Extract the complete listing and output it unchanged.

#####

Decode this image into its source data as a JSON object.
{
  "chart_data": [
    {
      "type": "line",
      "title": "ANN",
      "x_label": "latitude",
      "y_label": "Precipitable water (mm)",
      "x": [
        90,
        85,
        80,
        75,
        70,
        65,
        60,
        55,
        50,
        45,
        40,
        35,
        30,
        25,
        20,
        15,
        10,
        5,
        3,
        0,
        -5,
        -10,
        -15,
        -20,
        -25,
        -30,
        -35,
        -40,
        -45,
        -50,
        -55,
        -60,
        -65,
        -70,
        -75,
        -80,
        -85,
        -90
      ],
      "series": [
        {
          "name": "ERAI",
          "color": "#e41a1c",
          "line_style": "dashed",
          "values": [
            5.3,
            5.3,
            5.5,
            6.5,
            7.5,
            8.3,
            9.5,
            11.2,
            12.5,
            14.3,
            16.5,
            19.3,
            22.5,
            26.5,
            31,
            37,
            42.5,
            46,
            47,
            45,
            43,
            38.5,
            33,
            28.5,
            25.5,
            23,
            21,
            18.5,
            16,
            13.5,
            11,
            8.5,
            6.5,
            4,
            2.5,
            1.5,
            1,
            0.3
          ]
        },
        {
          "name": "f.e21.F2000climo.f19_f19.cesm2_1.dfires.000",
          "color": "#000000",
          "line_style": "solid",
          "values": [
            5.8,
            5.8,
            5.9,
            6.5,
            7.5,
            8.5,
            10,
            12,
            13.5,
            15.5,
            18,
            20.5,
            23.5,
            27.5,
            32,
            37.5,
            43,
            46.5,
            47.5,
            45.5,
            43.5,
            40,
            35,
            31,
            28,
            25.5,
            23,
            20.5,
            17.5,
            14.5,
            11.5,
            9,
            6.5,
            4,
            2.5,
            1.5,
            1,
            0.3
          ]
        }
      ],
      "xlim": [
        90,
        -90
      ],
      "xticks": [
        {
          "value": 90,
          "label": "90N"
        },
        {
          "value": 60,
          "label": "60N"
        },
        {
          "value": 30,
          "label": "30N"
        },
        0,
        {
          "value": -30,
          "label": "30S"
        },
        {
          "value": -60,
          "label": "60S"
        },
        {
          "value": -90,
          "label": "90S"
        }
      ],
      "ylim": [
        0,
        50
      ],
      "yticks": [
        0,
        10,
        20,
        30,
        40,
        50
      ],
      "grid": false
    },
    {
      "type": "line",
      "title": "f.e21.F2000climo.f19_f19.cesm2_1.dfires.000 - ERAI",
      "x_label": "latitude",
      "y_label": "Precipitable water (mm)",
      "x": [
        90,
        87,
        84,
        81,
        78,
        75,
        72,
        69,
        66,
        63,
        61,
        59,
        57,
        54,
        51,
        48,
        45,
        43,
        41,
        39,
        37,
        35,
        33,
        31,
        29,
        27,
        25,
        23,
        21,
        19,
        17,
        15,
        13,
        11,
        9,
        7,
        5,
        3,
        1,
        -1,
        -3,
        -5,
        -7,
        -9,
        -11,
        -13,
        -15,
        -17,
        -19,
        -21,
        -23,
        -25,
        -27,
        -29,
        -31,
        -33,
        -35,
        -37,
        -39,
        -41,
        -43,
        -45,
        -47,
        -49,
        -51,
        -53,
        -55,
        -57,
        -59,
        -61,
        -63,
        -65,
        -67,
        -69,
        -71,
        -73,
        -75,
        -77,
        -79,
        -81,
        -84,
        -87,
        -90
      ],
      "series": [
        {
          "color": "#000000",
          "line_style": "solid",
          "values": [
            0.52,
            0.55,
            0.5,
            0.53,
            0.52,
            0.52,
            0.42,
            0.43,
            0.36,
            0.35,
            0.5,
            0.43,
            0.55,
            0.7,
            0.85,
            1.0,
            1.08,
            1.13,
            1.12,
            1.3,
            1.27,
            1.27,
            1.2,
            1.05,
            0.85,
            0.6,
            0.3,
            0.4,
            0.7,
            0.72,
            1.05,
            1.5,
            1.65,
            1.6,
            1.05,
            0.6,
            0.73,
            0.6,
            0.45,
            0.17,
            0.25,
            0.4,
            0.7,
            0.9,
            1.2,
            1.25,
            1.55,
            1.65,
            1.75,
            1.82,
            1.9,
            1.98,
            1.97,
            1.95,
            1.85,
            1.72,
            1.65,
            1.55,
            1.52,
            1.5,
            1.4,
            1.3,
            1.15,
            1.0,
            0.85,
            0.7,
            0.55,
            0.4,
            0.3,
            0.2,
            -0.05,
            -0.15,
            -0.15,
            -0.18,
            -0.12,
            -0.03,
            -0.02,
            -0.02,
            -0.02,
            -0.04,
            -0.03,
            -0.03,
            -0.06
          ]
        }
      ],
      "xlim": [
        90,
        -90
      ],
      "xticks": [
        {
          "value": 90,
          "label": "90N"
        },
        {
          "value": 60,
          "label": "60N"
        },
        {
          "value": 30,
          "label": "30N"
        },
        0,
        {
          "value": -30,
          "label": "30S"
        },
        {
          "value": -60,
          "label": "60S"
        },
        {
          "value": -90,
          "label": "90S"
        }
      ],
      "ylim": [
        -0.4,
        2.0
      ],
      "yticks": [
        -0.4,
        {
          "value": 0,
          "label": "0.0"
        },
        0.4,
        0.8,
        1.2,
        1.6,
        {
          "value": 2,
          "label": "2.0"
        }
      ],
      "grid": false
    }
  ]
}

#####

▶ FINAL RESULT:
Decode this image into its source data as a JSON object.
{
  "chart_data": [
    {
      "type": "line",
      "title": "ANN",
      "x_label": "latitude",
      "y_label": "Precipitable water (mm)",
      "x": [
        90,
        85,
        80,
        75,
        70,
        65,
        60,
        55,
        50,
        45,
        40,
        35,
        30,
        25,
        20,
        15,
        10,
        5,
        3,
        0,
        -5,
        -10,
        -15,
        -20,
        -25,
        -30,
        -35,
        -40,
        -45,
        -50,
        -55,
        -60,
        -65,
        -70,
        -75,
        -80,
        -85,
        -90
      ],
      "series": [
        {
          "name": "ERAI",
          "color": "#e41a1c",
          "line_style": "dashed",
          "values": [
            5.3,
            5.3,
            5.5,
            6.5,
            7.5,
            8.3,
            9.5,
            11.2,
            12.5,
            14.3,
            16.5,
            19.3,
            22.5,
            26.5,
            31,
            37,
            42.5,
            46,
            47,
            45,
            43,
            38.5,
            33,
            28.5,
            25.5,
            23,
            21,
            18.5,
            16,
            13.5,
            11,
            8.5,
            6.5,
            4,
            2.5,
            1.5,
            1,
            0.3
          ]
        },
        {
          "name": "f.e21.F2000climo.f19_f19.cesm2_1.dfires.000",
          "color": "#000000",
          "line_style": "solid",
          "values": [
            5.8,
            5.8,
            5.9,
            6.5,
            7.5,
            8.5,
            10,
            12,
            13.5,
            15.5,
            18,
            20.5,
            23.5,
            27.5,
            32,
            37.5,
            43,
            46.5,
            47.5,
            45.5,
            43.5,
            40,
            35,
            31,
            28,
            25.5,
            23,
            20.5,
            17.5,
            14.5,
            11.5,
            9,
            6.5,
            4,
            2.5,
            1.5,
            1,
            0.3
          ]
        }
      ],
      "xlim": [
        90,
        -90
      ],
      "xticks": [
        {
          "value": 90,
          "label": "90N"
        },
        {
          "value": 60,
          "label": "60N"
        },
        {
          "value": 30,
          "label": "30N"
        },
        0,
        {
          "value": -30,
          "label": "30S"
        },
        {
          "value": -60,
          "label": "60S"
        },
        {
          "value": -90,
          "label": "90S"
        }
      ],
      "ylim": [
        0,
        50
      ],
      "yticks": [
        0,
        10,
        20,
        30,
        40,
        50
      ],
      "grid": false
    },
    {
      "type": "line",
      "title": "f.e21.F2000climo.f19_f19.cesm2_1.dfires.000 - ERAI",
      "x_label": "latitude",
      "y_label": "Precipitable water (mm)",
      "x": [
        90,
        87,
        84,
        81,
        78,
        75,
        72,
        69,
        66,
        63,
        61,
        59,
        57,
        54,
        51,
        48,
        45,
        43,
        41,
        39,
        37,
        35,
        33,
        31,
        29,
        27,
        25,
        23,
        21,
        19,
        17,
        15,
        13,
        11,
        9,
        7,
        5,
        3,
        1,
        -1,
        -3,
        -5,
        -7,
        -9,
        -11,
        -13,
        -15,
        -17,
        -19,
        -21,
        -23,
        -25,
        -27,
        -29,
        -31,
        -33,
        -35,
        -37,
        -39,
        -41,
        -43,
        -45,
        -47,
        -49,
        -51,
        -53,
        -55,
        -57,
        -59,
        -61,
        -63,
        -65,
        -67,
        -69,
        -71,
        -73,
        -75,
        -77,
        -79,
        -81,
        -84,
        -87,
        -90
      ],
      "series": [
        {
          "color": "#000000",
          "line_style": "solid",
          "values": [
            0.52,
            0.55,
            0.5,
            0.53,
            0.52,
            0.52,
            0.42,
            0.43,
            0.36,
            0.35,
            0.5,
            0.43,
            0.55,
            0.7,
            0.85,
            1.0,
            1.08,
            1.13,
            1.12,
            1.3,
            1.27,
            1.27,
            1.2,
            1.05,
            0.85,
            0.6,
            0.3,
            0.4,
            0.7,
            0.72,
            1.05,
            1.5,
            1.65,
            1.6,
            1.05,
            0.6,
            0.73,
            0.6,
            0.45,
            0.17,
            0.25,
            0.4,
            0.7,
            0.9,
            1.2,
            1.25,
            1.55,
            1.65,
            1.75,
            1.82,
            1.9,
            1.98,
            1.97,
            1.95,
            1.85,
            1.72,
            1.65,
            1.55,
            1.52,
            1.5,
            1.4,
            1.3,
            1.15,
            1.0,
            0.85,
            0.7,
            0.55,
            0.4,
            0.3,
            0.2,
            -0.05,
            -0.15,
            -0.15,
            -0.18,
            -0.12,
            -0.03,
            -0.02,
            -0.02,
            -0.02,
            -0.04,
            -0.03,
            -0.03,
            -0.06
          ]
        }
      ],
      "xlim": [
        90,
        -90
      ],
      "xticks": [
        {
          "value": 90,
          "label": "90N"
        },
        {
          "value": 60,
          "label": "60N"
        },
        {
          "value": 30,
          "label": "30N"
        },
        0,
        {
          "value": -30,
          "label": "30S"
        },
        {
          "value": -60,
          "label": "60S"
        },
        {
          "value": -90,
          "label": "90S"
        }
      ],
      "ylim": [
        -0.4,
        2.0
      ],
      "yticks": [
        -0.4,
        {
          "value": 0,
          "label": "0.0"
        },
        0.4,
        0.8,
        1.2,
        1.6,
        {
          "value": 2,
          "label": "2.0"
        }
      ],
      "grid": false
    }
  ]
}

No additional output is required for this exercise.